═══ Records for the task ═══

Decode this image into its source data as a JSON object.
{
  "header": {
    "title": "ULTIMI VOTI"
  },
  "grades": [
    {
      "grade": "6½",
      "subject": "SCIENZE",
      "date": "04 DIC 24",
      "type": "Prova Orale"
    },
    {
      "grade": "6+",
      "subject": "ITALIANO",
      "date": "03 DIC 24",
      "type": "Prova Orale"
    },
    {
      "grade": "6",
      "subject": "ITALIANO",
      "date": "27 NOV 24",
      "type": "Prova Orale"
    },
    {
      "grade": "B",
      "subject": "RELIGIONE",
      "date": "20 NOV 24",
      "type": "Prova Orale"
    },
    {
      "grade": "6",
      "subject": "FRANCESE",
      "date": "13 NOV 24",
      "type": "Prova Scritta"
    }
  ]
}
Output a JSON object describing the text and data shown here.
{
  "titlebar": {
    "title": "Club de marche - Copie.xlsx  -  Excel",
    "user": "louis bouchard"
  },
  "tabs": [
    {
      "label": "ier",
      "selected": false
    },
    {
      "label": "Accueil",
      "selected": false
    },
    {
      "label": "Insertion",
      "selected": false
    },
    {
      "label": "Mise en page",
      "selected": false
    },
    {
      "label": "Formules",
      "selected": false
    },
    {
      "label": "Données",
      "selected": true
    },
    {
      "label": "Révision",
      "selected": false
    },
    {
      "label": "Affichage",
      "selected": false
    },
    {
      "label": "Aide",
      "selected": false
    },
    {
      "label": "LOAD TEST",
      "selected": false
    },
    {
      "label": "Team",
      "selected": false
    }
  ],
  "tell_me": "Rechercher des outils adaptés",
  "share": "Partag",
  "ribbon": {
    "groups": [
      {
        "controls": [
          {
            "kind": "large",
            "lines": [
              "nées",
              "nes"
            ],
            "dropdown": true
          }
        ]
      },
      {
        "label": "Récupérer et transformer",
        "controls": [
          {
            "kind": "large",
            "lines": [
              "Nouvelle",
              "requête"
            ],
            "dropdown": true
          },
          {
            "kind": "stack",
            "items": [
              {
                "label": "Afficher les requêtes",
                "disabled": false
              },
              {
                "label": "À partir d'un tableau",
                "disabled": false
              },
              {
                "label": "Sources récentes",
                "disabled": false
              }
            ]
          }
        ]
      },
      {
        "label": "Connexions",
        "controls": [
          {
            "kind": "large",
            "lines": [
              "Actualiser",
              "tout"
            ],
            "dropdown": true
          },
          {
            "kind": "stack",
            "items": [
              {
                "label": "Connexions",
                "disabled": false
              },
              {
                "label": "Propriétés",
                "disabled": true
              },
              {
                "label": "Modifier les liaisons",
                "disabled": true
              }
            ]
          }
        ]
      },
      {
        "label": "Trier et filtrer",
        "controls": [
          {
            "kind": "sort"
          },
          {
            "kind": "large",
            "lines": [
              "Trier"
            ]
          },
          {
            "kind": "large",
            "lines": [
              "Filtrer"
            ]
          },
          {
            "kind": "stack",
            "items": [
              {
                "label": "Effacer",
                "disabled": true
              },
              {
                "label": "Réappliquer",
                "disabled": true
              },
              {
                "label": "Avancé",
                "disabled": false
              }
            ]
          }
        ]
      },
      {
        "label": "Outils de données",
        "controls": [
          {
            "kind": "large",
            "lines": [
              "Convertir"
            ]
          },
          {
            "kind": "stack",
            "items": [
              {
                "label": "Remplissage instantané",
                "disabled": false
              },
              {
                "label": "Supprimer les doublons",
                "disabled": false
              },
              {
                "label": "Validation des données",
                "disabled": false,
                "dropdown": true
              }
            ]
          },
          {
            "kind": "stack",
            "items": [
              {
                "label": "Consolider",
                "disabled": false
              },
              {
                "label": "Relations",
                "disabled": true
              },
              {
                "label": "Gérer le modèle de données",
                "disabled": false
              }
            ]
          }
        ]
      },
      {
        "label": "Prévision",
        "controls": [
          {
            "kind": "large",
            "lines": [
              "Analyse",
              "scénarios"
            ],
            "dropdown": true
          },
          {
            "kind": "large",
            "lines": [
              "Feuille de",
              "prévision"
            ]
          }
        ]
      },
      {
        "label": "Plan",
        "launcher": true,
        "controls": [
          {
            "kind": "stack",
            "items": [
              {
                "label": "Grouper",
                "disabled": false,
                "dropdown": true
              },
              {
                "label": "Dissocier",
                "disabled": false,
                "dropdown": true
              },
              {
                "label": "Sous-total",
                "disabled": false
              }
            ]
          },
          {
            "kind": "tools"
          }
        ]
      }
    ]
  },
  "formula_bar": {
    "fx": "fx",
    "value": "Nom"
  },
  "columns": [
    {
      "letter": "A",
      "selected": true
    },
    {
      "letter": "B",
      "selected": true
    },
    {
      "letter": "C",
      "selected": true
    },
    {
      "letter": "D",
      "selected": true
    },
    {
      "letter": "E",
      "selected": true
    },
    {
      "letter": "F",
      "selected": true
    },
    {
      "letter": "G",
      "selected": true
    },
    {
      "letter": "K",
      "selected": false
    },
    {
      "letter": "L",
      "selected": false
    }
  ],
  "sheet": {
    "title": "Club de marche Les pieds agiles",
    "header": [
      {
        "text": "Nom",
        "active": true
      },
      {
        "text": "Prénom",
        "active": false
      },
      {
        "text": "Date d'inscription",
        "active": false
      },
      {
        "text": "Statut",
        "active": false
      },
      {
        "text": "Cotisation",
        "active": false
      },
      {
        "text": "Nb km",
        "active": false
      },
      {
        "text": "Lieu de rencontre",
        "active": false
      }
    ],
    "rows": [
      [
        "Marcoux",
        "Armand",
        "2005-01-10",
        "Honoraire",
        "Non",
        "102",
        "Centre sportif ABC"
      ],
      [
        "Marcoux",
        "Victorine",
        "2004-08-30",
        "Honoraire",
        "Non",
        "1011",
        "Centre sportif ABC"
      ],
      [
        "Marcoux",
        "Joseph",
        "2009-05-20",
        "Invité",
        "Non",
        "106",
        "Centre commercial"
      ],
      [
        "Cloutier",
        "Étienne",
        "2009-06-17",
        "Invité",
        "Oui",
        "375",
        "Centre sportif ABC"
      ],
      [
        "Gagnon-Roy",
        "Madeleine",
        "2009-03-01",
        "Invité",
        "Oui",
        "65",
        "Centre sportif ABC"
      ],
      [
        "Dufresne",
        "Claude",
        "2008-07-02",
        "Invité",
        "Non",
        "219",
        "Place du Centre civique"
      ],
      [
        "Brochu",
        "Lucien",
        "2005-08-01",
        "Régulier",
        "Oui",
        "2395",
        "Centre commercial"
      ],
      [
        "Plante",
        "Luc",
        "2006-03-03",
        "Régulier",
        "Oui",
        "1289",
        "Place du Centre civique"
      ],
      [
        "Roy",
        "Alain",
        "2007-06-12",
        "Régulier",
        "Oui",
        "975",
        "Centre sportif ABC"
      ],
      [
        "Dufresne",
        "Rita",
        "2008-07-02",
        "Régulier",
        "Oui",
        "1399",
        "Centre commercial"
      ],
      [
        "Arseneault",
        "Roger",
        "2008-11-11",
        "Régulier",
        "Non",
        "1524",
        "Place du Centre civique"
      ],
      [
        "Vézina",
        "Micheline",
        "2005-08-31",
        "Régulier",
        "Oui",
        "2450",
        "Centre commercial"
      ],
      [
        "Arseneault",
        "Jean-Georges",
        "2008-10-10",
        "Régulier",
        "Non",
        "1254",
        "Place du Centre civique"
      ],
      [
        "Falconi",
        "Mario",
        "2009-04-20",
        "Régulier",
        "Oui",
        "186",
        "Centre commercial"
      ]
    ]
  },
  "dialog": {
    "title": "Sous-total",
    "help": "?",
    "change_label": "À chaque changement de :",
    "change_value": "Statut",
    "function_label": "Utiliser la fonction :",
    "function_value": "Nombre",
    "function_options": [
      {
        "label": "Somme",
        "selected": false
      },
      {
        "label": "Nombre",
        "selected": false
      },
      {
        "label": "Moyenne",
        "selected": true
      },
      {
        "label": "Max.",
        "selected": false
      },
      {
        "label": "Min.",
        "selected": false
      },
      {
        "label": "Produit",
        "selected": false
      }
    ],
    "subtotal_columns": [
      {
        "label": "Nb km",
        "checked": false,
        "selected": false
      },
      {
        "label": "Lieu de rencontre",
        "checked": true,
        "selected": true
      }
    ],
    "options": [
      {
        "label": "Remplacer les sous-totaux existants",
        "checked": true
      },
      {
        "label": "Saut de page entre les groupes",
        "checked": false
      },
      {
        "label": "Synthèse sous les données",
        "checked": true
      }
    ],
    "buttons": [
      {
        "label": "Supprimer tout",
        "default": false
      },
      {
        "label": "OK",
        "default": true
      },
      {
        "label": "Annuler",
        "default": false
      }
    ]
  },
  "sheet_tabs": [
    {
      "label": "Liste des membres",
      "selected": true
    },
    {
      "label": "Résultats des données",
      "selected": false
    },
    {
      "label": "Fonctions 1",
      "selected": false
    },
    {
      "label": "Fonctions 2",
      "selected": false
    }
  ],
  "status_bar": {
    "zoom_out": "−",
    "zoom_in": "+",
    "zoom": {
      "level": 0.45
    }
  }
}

═══

Do this: Respond with the number of lines containing "Club" and no additional words.

Answer for this exercise: 2